--- START ---

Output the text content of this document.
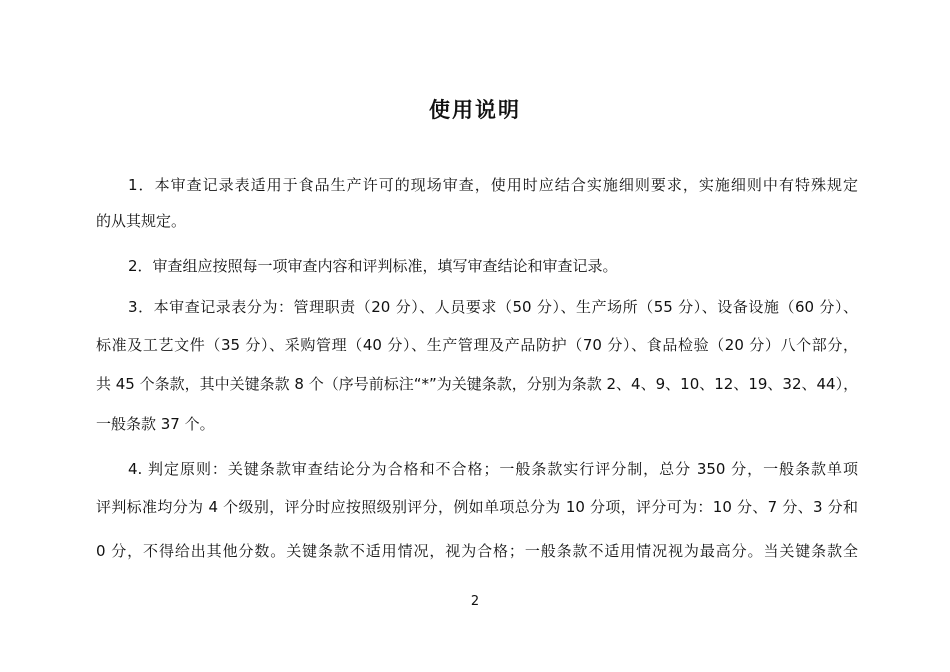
使用说明
1．本审查记录表适用于食品生产许可的现场审查，使用时应结合实施细则要求，实施细则中有特殊规定
的从其规定。
2．审查组应按照每一项审查内容和评判标准，填写审查结论和审查记录。
3．本审查记录表分为：管理职责（20 分）、人员要求（50 分）、生产场所（55 分）、设备设施（60 分）、
标准及工艺文件（35 分）、采购管理（40 分）、生产管理及产品防护（70 分）、食品检验（20 分）八个部分，
共 45 个条款，其中关键条款 8 个（序号前标注“*”为关键条款，分别为条款 2、4、9、10、12、19、32、44），
一般条款 37 个。
4. 判定原则：关键条款审查结论分为合格和不合格；一般条款实行评分制，总分 350 分，一般条款单项
评判标准均分为 4 个级别，评分时应按照级别评分，例如单项总分为 10 分项，评分可为：10 分、7 分、3 分和
0 分，不得给出其他分数。关键条款不适用情况，视为合格；一般条款不适用情况视为最高分。当关键条款全
2
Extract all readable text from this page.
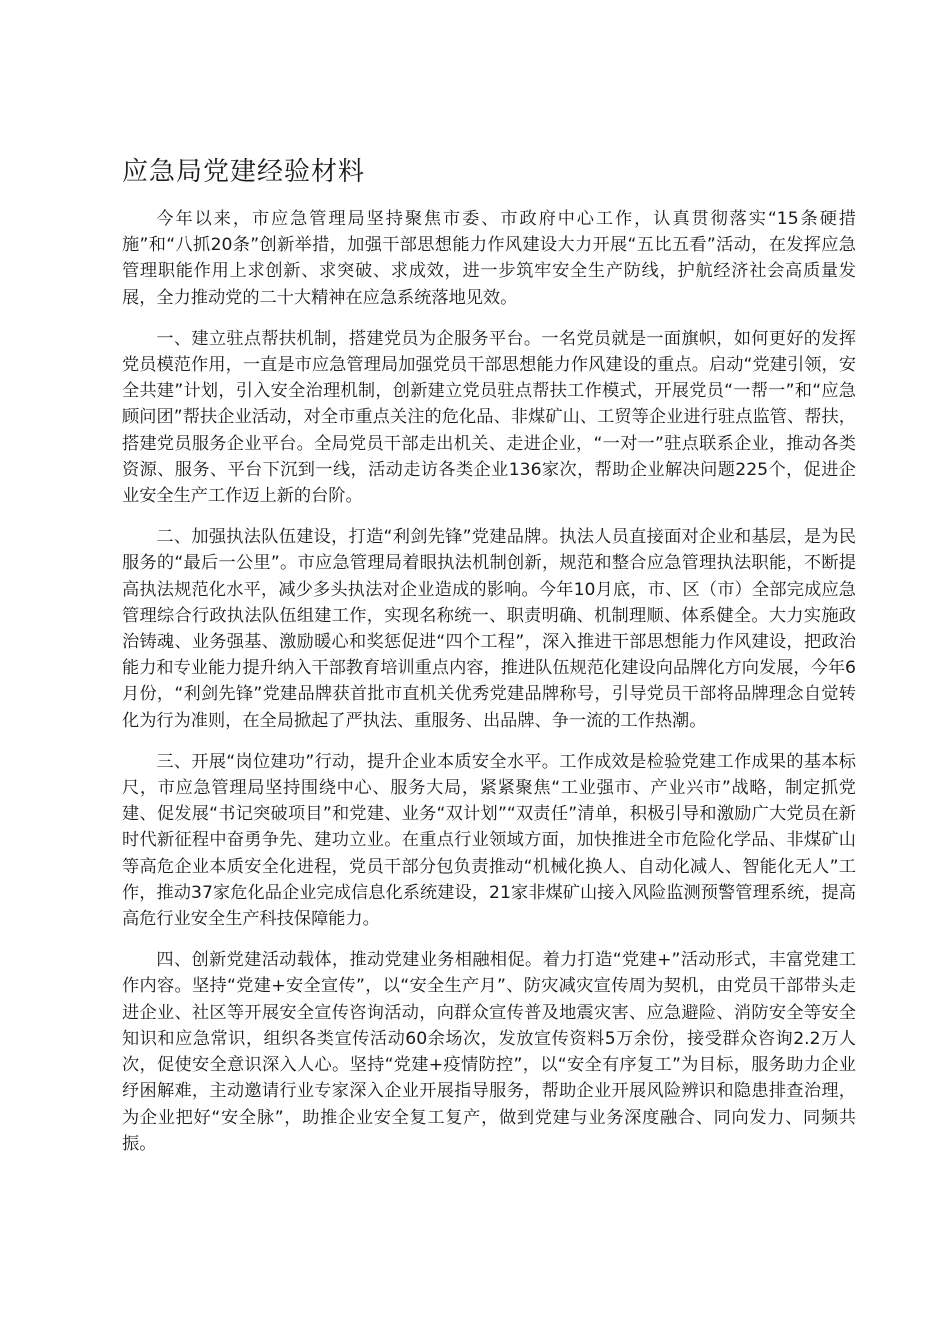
应急局党建经验材料

今年以来，市应急管理局坚持聚焦市委、市政府中心工作，认真贯彻落实“15条硬措施”和“八抓20条”创新举措，加强干部思想能力作风建设大力开展“五比五看”活动，在发挥应急管理职能作用上求创新、求突破、求成效，进一步筑牢安全生产防线，护航经济社会高质量发展，全力推动党的二十大精神在应急系统落地见效。

一、建立驻点帮扶机制，搭建党员为企服务平台。一名党员就是一面旗帜，如何更好的发挥党员模范作用，一直是市应急管理局加强党员干部思想能力作风建设的重点。启动“党建引领，安全共建”计划，引入安全治理机制，创新建立党员驻点帮扶工作模式，开展党员“一帮一”和“应急顾问团”帮扶企业活动，对全市重点关注的危化品、非煤矿山、工贸等企业进行驻点监管、帮扶，搭建党员服务企业平台。全局党员干部走出机关、走进企业，“一对一”驻点联系企业，推动各类资源、服务、平台下沉到一线，活动走访各类企业136家次，帮助企业解决问题225个，促进企业安全生产工作迈上新的台阶。

二、加强执法队伍建设，打造“利剑先锋”党建品牌。执法人员直接面对企业和基层，是为民服务的“最后一公里”。市应急管理局着眼执法机制创新，规范和整合应急管理执法职能，不断提高执法规范化水平，减少多头执法对企业造成的影响。今年10月底，市、区（市）全部完成应急管理综合行政执法队伍组建工作，实现名称统一、职责明确、机制理顺、体系健全。大力实施政治铸魂、业务强基、激励暖心和奖惩促进“四个工程”，深入推进干部思想能力作风建设，把政治能力和专业能力提升纳入干部教育培训重点内容，推进队伍规范化建设向品牌化方向发展，今年6月份，“利剑先锋”党建品牌获首批市直机关优秀党建品牌称号，引导党员干部将品牌理念自觉转化为行为准则，在全局掀起了严执法、重服务、出品牌、争一流的工作热潮。

三、开展“岗位建功”行动，提升企业本质安全水平。工作成效是检验党建工作成果的基本标尺，市应急管理局坚持围绕中心、服务大局，紧紧聚焦“工业强市、产业兴市”战略，制定抓党建、促发展“书记突破项目”和党建、业务“双计划”“双责任”清单，积极引导和激励广大党员在新时代新征程中奋勇争先、建功立业。在重点行业领域方面，加快推进全市危险化学品、非煤矿山等高危企业本质安全化进程，党员干部分包负责推动“机械化换人、自动化减人、智能化无人”工作，推动37家危化品企业完成信息化系统建设，21家非煤矿山接入风险监测预警管理系统，提高高危行业安全生产科技保障能力。

四、创新党建活动载体，推动党建业务相融相促。着力打造“党建+”活动形式，丰富党建工作内容。坚持“党建+安全宣传”，以“安全生产月”、防灾减灾宣传周为契机，由党员干部带头走进企业、社区等开展安全宣传咨询活动，向群众宣传普及地震灾害、应急避险、消防安全等安全知识和应急常识，组织各类宣传活动60余场次，发放宣传资料5万余份，接受群众咨询2.2万人次，促使安全意识深入人心。坚持“党建+疫情防控”，以“安全有序复工”为目标，服务助力企业纾困解难，主动邀请行业专家深入企业开展指导服务，帮助企业开展风险辨识和隐患排查治理，为企业把好“安全脉”，助推企业安全复工复产，做到党建与业务深度融合、同向发力、同频共振。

--- END ---

> **Short exercise**:
Starting at the line that holds "Extract all readable text from this page.", copy each line exactly through the end of the listing, both ends included. Leave the pictures out.

> **Exercise solution**:
Extract all readable text from this page.
应急局党建经验材料

今年以来，市应急管理局坚持聚焦市委、市政府中心工作，认真贯彻落实“15条硬措施”和“八抓20条”创新举措，加强干部思想能力作风建设大力开展“五比五看”活动，在发挥应急管理职能作用上求创新、求突破、求成效，进一步筑牢安全生产防线，护航经济社会高质量发展，全力推动党的二十大精神在应急系统落地见效。

一、建立驻点帮扶机制，搭建党员为企服务平台。一名党员就是一面旗帜，如何更好的发挥党员模范作用，一直是市应急管理局加强党员干部思想能力作风建设的重点。启动“党建引领，安全共建”计划，引入安全治理机制，创新建立党员驻点帮扶工作模式，开展党员“一帮一”和“应急顾问团”帮扶企业活动，对全市重点关注的危化品、非煤矿山、工贸等企业进行驻点监管、帮扶，搭建党员服务企业平台。全局党员干部走出机关、走进企业，“一对一”驻点联系企业，推动各类资源、服务、平台下沉到一线，活动走访各类企业136家次，帮助企业解决问题225个，促进企业安全生产工作迈上新的台阶。

二、加强执法队伍建设，打造“利剑先锋”党建品牌。执法人员直接面对企业和基层，是为民服务的“最后一公里”。市应急管理局着眼执法机制创新，规范和整合应急管理执法职能，不断提高执法规范化水平，减少多头执法对企业造成的影响。今年10月底，市、区（市）全部完成应急管理综合行政执法队伍组建工作，实现名称统一、职责明确、机制理顺、体系健全。大力实施政治铸魂、业务强基、激励暖心和奖惩促进“四个工程”，深入推进干部思想能力作风建设，把政治能力和专业能力提升纳入干部教育培训重点内容，推进队伍规范化建设向品牌化方向发展，今年6月份，“利剑先锋”党建品牌获首批市直机关优秀党建品牌称号，引导党员干部将品牌理念自觉转化为行为准则，在全局掀起了严执法、重服务、出品牌、争一流的工作热潮。

三、开展“岗位建功”行动，提升企业本质安全水平。工作成效是检验党建工作成果的基本标尺，市应急管理局坚持围绕中心、服务大局，紧紧聚焦“工业强市、产业兴市”战略，制定抓党建、促发展“书记突破项目”和党建、业务“双计划”“双责任”清单，积极引导和激励广大党员在新时代新征程中奋勇争先、建功立业。在重点行业领域方面，加快推进全市危险化学品、非煤矿山等高危企业本质安全化进程，党员干部分包负责推动“机械化换人、自动化减人、智能化无人”工作，推动37家危化品企业完成信息化系统建设，21家非煤矿山接入风险监测预警管理系统，提高高危行业安全生产科技保障能力。

四、创新党建活动载体，推动党建业务相融相促。着力打造“党建+”活动形式，丰富党建工作内容。坚持“党建+安全宣传”，以“安全生产月”、防灾减灾宣传周为契机，由党员干部带头走进企业、社区等开展安全宣传咨询活动，向群众宣传普及地震灾害、应急避险、消防安全等安全知识和应急常识，组织各类宣传活动60余场次，发放宣传资料5万余份，接受群众咨询2.2万人次，促使安全意识深入人心。坚持“党建+疫情防控”，以“安全有序复工”为目标，服务助力企业纾困解难，主动邀请行业专家深入企业开展指导服务，帮助企业开展风险辨识和隐患排查治理，为企业把好“安全脉”，助推企业安全复工复产，做到党建与业务深度融合、同向发力、同频共振。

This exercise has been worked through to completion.